● **PROBLEM DETAILS**
Search the records for the word "screenshot" and report each line that has it.

● **Stored data entries**
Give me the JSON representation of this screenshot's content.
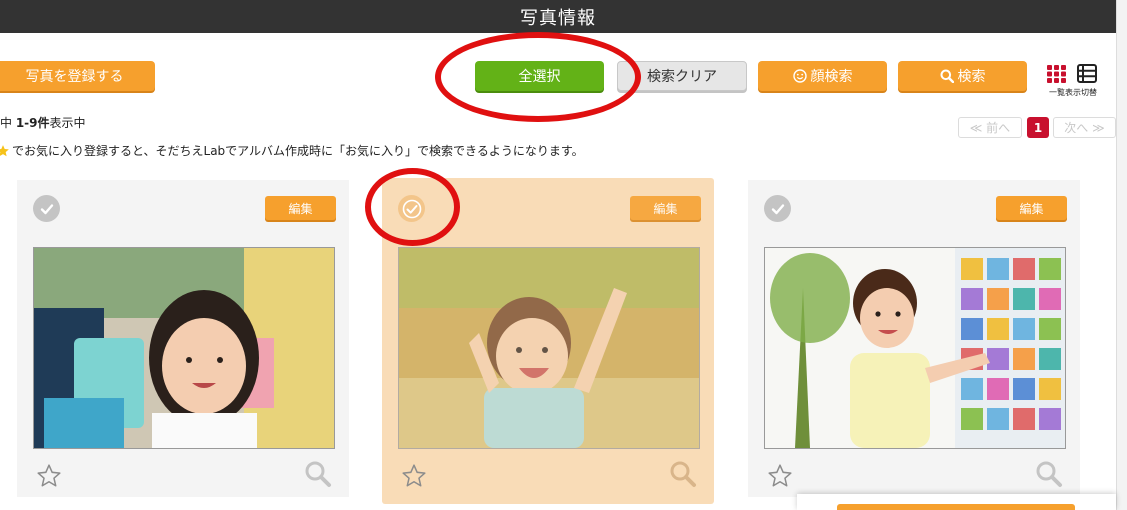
{
  "header": {
    "title": "写真情報"
  },
  "toolbar": {
    "register_label": "写真を登録する",
    "select_all_label": "全選択",
    "clear_label": "検索クリア",
    "face_search_label": "顔検索",
    "search_label": "検索",
    "view_toggle_caption": "一覧表示切替"
  },
  "results": {
    "prefix": "中 ",
    "range": "1-9件",
    "suffix": "表示中"
  },
  "pagination": {
    "prev_label": "≪ 前へ",
    "current_page": "1",
    "next_label": "次へ ≫"
  },
  "favorites_note": "でお気に入り登録すると、そだちえLabでアルバム作成時に「お気に入り」で検索できるようになります。",
  "cards": [
    {
      "edit_label": "編集",
      "selected": false
    },
    {
      "edit_label": "編集",
      "selected": true
    },
    {
      "edit_label": "編集",
      "selected": false
    }
  ],
  "colors": {
    "header_bg": "#333333",
    "accent_orange": "#f6a02d",
    "select_green": "#63b217",
    "selected_card_bg": "#f9dcb7",
    "page_current": "#c8102e",
    "annotation_red": "#e01010"
  }
}
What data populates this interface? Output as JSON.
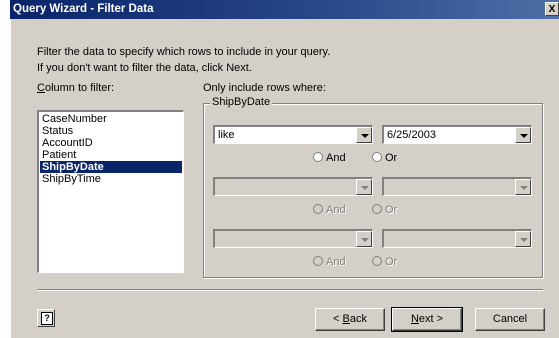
{
  "window": {
    "title": "Query Wizard - Filter Data",
    "close_label": "X"
  },
  "intro": {
    "line1": "Filter the data to specify which rows to include in your query.",
    "line2": "If you don't want to filter the data, click Next."
  },
  "columns": {
    "label": "Column to filter:",
    "label_accel": "C",
    "label_rest": "olumn to filter:",
    "items": [
      "CaseNumber",
      "Status",
      "AccountID",
      "Patient",
      "ShipByDate",
      "ShipByTime"
    ],
    "selected": "ShipByDate"
  },
  "filter": {
    "heading": "Only include rows where:",
    "group_label": "ShipByDate",
    "rows": [
      {
        "operator": "like",
        "value": "6/25/2003",
        "and": "And",
        "or": "Or"
      },
      {
        "operator": "",
        "value": "",
        "and": "And",
        "or": "Or"
      },
      {
        "operator": "",
        "value": ""
      }
    ],
    "row3_and": "And",
    "row3_or": "Or"
  },
  "buttons": {
    "help_icon": "?",
    "back_accel": "B",
    "back_prefix": "< ",
    "back_rest": "ack",
    "next_accel": "N",
    "next_rest": "ext >",
    "cancel": "Cancel"
  }
}
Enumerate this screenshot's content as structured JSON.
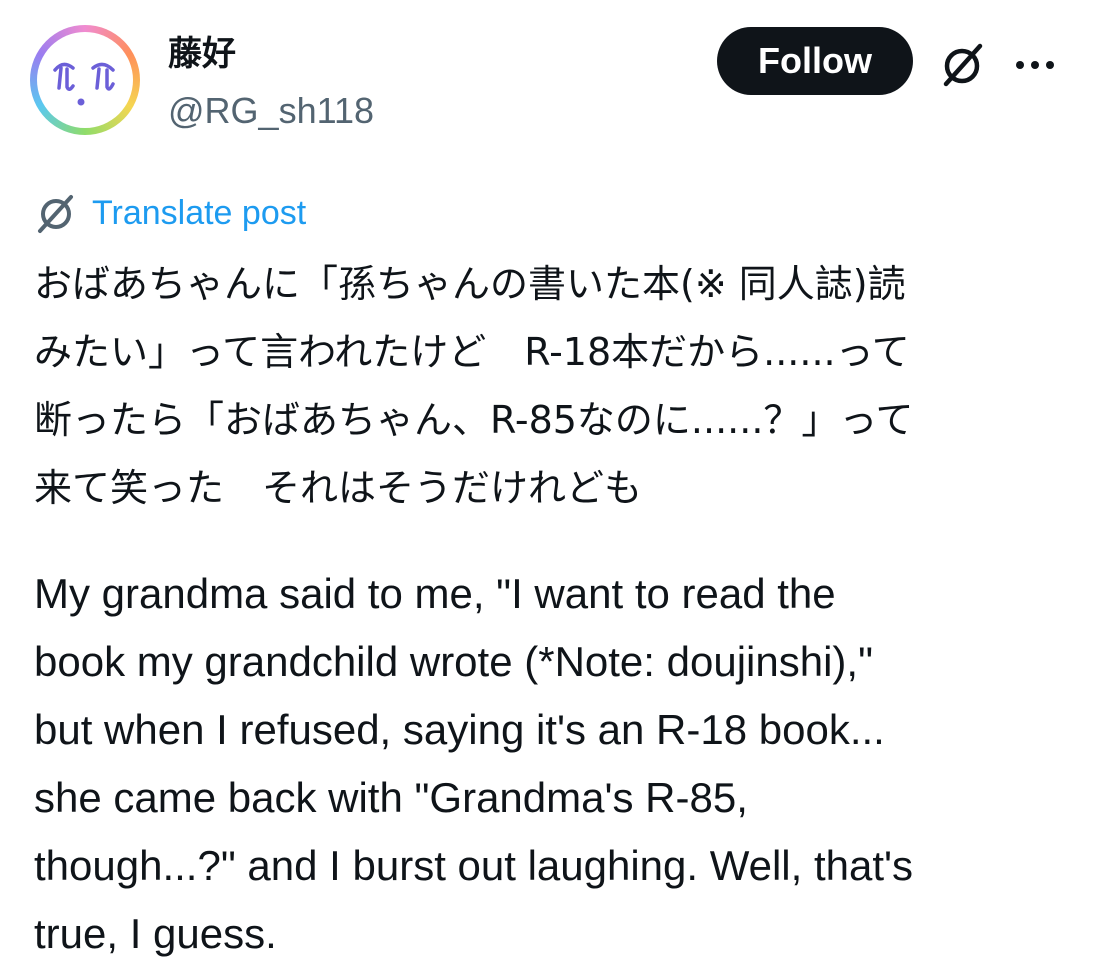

● **OUTPUT OF THE EXERCISE**
Give me the JSON representation of this screenshot's content.
Enumerate this screenshot's content as structured JSON.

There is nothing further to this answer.